— BEGIN MATERIAL SUPPLIED —

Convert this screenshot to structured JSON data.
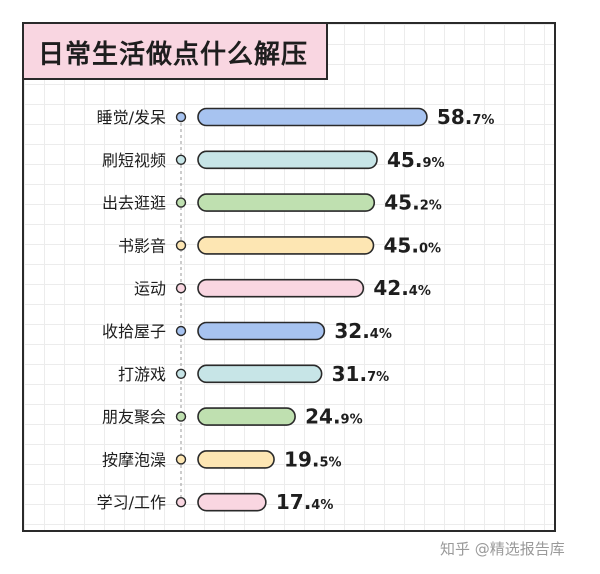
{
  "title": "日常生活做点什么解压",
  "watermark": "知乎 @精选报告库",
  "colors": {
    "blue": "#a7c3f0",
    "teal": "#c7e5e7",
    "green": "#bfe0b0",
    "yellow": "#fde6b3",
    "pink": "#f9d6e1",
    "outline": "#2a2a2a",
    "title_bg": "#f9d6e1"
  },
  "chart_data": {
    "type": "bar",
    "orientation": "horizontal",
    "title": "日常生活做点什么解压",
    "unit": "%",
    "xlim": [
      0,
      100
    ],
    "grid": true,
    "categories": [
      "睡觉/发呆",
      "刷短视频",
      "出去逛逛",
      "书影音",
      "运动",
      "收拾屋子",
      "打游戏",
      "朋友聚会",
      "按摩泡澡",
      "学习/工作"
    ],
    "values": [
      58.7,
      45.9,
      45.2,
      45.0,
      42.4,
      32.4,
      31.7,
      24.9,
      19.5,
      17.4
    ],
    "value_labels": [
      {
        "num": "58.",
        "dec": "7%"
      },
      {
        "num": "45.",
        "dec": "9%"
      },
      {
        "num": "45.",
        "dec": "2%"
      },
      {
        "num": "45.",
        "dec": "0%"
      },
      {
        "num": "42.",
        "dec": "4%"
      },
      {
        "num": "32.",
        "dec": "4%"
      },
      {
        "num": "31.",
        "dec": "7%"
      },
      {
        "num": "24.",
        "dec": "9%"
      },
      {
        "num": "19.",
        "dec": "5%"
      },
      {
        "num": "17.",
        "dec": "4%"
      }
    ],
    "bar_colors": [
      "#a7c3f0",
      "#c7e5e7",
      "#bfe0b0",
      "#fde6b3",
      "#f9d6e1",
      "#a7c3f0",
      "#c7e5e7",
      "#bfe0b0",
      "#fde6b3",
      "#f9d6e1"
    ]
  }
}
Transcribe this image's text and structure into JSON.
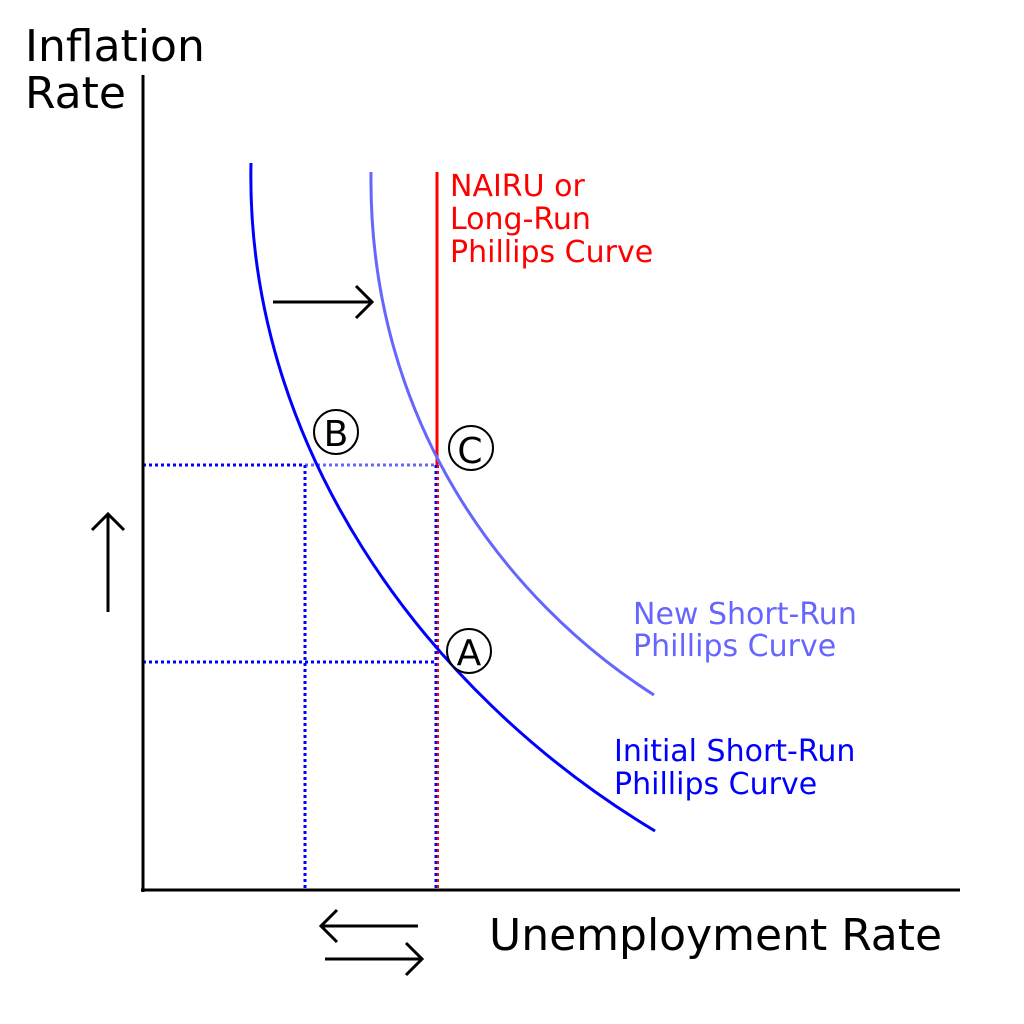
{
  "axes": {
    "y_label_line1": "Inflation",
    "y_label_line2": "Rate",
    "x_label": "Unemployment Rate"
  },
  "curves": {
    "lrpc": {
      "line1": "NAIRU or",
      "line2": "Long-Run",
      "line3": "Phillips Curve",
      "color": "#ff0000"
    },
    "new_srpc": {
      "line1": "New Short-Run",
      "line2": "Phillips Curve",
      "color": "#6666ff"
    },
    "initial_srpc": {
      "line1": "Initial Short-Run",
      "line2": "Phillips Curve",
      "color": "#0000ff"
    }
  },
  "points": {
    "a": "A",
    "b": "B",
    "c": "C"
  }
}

— END MATERIAL SUPPLIED —

◆ SET TASK: In the entries above, count each line with "日常生活做点什么解压"; reply with the total only.

◆ EXERCISE OUTPUT: 2